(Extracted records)
-- Begin --

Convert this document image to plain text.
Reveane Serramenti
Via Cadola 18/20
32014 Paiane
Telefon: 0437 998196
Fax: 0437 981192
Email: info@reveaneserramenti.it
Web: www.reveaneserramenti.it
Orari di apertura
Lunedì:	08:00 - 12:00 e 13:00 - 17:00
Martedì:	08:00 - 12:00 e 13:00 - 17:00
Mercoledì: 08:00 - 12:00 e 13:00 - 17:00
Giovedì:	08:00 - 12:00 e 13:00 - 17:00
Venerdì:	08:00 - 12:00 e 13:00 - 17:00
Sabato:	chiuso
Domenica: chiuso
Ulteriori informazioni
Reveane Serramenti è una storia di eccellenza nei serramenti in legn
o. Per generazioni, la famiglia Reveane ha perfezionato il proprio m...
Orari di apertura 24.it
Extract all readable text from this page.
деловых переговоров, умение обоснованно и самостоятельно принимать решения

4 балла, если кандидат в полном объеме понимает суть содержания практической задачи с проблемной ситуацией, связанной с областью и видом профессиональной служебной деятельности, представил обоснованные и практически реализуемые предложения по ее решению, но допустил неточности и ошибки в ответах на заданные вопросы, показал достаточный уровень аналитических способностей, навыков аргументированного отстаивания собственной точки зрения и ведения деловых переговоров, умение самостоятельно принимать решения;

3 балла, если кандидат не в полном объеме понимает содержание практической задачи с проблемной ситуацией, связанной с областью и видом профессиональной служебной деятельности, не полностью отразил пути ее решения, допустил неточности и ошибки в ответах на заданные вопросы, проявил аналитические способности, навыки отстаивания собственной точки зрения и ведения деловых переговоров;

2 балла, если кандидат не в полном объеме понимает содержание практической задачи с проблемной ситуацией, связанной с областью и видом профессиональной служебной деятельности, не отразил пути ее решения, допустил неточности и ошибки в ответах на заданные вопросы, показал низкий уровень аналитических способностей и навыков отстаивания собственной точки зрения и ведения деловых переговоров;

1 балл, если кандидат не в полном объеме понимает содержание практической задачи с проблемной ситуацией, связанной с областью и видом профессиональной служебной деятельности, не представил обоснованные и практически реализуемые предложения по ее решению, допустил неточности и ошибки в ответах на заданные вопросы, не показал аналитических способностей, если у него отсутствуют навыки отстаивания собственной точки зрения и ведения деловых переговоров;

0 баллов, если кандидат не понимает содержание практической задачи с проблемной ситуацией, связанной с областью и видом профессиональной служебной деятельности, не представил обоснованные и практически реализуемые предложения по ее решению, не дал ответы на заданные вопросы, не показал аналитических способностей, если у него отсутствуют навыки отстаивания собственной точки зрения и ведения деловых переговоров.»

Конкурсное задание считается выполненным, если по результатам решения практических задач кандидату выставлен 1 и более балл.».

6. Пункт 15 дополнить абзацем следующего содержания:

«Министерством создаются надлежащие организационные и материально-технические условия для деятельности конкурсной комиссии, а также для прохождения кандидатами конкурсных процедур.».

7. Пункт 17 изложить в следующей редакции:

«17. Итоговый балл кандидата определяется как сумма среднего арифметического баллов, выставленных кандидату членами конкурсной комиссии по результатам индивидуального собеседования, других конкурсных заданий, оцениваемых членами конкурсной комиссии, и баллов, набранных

-- End --

▶ _YOUR TASK_
Repeat every line of the data, exactly and in full.

▶ _COMPLETE RESPONSE_
Convert this document image to plain text.
Reveane Serramenti
Via Cadola 18/20
32014 Paiane
Telefon: 0437 998196
Fax: 0437 981192
Email: info@reveaneserramenti.it
Web: www.reveaneserramenti.it
Orari di apertura
Lunedì:	08:00 - 12:00 e 13:00 - 17:00
Martedì:	08:00 - 12:00 e 13:00 - 17:00
Mercoledì: 08:00 - 12:00 e 13:00 - 17:00
Giovedì:	08:00 - 12:00 e 13:00 - 17:00
Venerdì:	08:00 - 12:00 e 13:00 - 17:00
Sabato:	chiuso
Domenica: chiuso
Ulteriori informazioni
Reveane Serramenti è una storia di eccellenza nei serramenti in legn
o. Per generazioni, la famiglia Reveane ha perfezionato il proprio m...
Orari di apertura 24.it
Extract all readable text from this page.
деловых переговоров, умение обоснованно и самостоятельно принимать решения

4 балла, если кандидат в полном объеме понимает суть содержания практической задачи с проблемной ситуацией, связанной с областью и видом профессиональной служебной деятельности, представил обоснованные и практически реализуемые предложения по ее решению, но допустил неточности и ошибки в ответах на заданные вопросы, показал достаточный уровень аналитических способностей, навыков аргументированного отстаивания собственной точки зрения и ведения деловых переговоров, умение самостоятельно принимать решения;

3 балла, если кандидат не в полном объеме понимает содержание практической задачи с проблемной ситуацией, связанной с областью и видом профессиональной служебной деятельности, не полностью отразил пути ее решения, допустил неточности и ошибки в ответах на заданные вопросы, проявил аналитические способности, навыки отстаивания собственной точки зрения и ведения деловых переговоров;

2 балла, если кандидат не в полном объеме понимает содержание практической задачи с проблемной ситуацией, связанной с областью и видом профессиональной служебной деятельности, не отразил пути ее решения, допустил неточности и ошибки в ответах на заданные вопросы, показал низкий уровень аналитических способностей и навыков отстаивания собственной точки зрения и ведения деловых переговоров;

1 балл, если кандидат не в полном объеме понимает содержание практической задачи с проблемной ситуацией, связанной с областью и видом профессиональной служебной деятельности, не представил обоснованные и практически реализуемые предложения по ее решению, допустил неточности и ошибки в ответах на заданные вопросы, не показал аналитических способностей, если у него отсутствуют навыки отстаивания собственной точки зрения и ведения деловых переговоров;

0 баллов, если кандидат не понимает содержание практической задачи с проблемной ситуацией, связанной с областью и видом профессиональной служебной деятельности, не представил обоснованные и практически реализуемые предложения по ее решению, не дал ответы на заданные вопросы, не показал аналитических способностей, если у него отсутствуют навыки отстаивания собственной точки зрения и ведения деловых переговоров.»

Конкурсное задание считается выполненным, если по результатам решения практических задач кандидату выставлен 1 и более балл.».

6. Пункт 15 дополнить абзацем следующего содержания:

«Министерством создаются надлежащие организационные и материально-технические условия для деятельности конкурсной комиссии, а также для прохождения кандидатами конкурсных процедур.».

7. Пункт 17 изложить в следующей редакции:

«17. Итоговый балл кандидата определяется как сумма среднего арифметического баллов, выставленных кандидату членами конкурсной комиссии по результатам индивидуального собеседования, других конкурсных заданий, оцениваемых членами конкурсной комиссии, и баллов, набранных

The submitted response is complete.